(Material shown begins)

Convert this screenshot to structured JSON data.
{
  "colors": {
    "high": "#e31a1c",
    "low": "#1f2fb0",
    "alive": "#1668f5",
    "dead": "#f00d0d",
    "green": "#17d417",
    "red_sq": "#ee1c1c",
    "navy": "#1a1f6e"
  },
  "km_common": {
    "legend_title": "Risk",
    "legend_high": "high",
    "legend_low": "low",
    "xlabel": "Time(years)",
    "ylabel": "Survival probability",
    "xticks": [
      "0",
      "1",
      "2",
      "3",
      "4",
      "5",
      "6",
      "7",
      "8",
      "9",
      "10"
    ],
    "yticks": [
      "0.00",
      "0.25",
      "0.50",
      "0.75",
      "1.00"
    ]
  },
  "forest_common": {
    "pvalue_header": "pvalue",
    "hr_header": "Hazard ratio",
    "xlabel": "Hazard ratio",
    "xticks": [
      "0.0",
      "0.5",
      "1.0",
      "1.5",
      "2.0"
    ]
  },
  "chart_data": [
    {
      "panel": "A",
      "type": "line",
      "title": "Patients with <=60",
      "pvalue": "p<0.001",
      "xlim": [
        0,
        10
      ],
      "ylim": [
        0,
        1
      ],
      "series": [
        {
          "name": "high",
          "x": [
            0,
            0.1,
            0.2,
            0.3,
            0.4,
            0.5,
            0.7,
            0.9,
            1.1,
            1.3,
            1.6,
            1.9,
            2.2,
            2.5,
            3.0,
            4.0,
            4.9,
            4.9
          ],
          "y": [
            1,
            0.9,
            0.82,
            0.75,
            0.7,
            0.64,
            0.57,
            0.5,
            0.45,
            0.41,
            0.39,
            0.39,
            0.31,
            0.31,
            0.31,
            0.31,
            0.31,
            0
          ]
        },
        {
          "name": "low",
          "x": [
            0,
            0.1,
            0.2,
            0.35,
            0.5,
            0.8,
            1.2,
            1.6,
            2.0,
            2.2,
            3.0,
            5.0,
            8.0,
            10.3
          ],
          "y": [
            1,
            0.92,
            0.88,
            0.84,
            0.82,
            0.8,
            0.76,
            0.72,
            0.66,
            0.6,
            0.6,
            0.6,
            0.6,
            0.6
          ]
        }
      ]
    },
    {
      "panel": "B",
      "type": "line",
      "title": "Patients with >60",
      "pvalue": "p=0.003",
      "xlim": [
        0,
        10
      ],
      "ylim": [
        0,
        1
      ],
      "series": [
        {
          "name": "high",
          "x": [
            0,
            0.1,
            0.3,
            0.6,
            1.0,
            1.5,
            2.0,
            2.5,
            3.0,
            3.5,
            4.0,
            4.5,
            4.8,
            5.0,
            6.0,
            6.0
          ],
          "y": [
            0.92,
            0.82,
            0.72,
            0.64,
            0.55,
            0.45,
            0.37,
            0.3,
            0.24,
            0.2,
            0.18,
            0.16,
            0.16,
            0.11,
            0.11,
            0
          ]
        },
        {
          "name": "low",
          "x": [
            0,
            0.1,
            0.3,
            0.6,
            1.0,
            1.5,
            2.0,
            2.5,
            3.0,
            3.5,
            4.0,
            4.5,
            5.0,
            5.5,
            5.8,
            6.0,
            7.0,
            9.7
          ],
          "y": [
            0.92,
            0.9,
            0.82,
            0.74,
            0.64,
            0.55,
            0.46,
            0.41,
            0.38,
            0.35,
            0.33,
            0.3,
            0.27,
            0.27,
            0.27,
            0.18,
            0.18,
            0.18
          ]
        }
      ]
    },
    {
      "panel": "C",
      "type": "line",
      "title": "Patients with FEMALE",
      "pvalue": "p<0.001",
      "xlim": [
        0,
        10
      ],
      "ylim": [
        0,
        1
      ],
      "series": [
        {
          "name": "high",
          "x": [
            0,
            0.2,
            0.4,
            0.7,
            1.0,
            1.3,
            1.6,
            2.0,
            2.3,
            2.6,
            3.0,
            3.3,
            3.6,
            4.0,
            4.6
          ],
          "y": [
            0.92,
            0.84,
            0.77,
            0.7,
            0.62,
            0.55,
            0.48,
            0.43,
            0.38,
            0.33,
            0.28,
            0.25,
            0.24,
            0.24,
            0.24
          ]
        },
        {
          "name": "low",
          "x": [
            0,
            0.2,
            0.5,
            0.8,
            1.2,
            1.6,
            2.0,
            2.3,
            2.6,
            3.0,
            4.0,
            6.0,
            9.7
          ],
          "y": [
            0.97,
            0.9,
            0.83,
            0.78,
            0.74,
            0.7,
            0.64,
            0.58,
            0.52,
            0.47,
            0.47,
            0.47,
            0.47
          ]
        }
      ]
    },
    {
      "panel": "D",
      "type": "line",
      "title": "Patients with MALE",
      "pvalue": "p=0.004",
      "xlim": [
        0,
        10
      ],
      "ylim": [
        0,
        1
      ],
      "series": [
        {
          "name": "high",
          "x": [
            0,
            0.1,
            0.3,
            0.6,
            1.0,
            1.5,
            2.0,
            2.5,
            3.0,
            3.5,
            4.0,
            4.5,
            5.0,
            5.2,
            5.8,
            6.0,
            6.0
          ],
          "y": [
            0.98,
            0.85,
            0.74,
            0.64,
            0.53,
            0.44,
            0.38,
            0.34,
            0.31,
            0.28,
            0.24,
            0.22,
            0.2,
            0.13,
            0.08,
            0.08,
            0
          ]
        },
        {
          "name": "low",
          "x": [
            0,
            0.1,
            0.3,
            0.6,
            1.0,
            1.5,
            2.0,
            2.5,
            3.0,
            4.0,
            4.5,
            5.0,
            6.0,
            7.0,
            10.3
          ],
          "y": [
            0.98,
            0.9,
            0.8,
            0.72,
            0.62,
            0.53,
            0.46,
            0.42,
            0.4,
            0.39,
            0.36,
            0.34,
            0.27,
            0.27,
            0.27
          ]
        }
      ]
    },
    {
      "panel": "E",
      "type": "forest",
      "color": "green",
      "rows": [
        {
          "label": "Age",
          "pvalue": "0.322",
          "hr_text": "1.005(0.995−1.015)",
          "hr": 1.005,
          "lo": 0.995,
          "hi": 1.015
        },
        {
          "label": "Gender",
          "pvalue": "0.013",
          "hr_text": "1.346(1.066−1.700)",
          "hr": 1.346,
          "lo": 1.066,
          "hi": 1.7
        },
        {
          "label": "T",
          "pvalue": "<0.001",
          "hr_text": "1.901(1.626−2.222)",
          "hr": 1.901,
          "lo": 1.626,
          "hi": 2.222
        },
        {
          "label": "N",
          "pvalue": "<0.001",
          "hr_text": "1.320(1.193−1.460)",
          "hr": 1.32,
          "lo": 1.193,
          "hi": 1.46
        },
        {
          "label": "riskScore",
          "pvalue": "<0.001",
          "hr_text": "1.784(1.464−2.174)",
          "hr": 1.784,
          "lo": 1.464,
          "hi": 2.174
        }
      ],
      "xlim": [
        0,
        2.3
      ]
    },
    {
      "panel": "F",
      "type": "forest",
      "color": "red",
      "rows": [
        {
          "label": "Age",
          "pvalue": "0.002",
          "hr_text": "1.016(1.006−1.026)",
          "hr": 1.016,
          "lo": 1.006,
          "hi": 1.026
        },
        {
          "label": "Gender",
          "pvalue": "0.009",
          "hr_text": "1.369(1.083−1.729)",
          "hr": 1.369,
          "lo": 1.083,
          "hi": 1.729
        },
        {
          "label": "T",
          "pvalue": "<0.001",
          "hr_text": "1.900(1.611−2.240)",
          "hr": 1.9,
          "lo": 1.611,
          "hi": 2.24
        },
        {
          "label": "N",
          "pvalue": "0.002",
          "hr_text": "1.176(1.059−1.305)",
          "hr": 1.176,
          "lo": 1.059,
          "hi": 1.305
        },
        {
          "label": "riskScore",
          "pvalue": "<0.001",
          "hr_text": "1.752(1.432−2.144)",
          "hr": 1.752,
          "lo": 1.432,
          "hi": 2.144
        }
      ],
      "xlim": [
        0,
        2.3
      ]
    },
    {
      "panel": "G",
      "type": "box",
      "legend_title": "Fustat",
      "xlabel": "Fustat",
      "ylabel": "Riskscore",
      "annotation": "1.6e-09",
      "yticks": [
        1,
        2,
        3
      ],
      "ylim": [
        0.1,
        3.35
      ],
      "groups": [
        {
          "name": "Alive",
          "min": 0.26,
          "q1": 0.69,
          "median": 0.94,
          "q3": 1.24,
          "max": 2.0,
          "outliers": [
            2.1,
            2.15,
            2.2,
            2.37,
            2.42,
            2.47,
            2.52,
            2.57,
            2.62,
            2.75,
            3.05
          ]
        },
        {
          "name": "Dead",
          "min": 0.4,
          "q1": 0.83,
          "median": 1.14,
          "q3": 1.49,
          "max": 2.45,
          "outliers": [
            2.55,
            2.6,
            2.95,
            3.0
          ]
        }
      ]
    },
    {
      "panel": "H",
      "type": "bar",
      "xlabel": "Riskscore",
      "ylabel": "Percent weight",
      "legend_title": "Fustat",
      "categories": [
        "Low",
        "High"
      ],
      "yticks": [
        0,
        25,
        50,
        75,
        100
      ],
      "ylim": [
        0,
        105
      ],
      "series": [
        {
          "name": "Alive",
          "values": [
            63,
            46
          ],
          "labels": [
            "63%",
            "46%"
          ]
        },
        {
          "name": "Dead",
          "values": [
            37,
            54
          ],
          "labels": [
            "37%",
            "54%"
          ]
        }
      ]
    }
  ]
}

(Material shown ends)

**What to work on**
Track down every line in the entries that includes the string "ratio", and copy it.

**Solution for this task**
    "hr_header": "Hazard ratio",
    "xlabel": "Hazard ratio",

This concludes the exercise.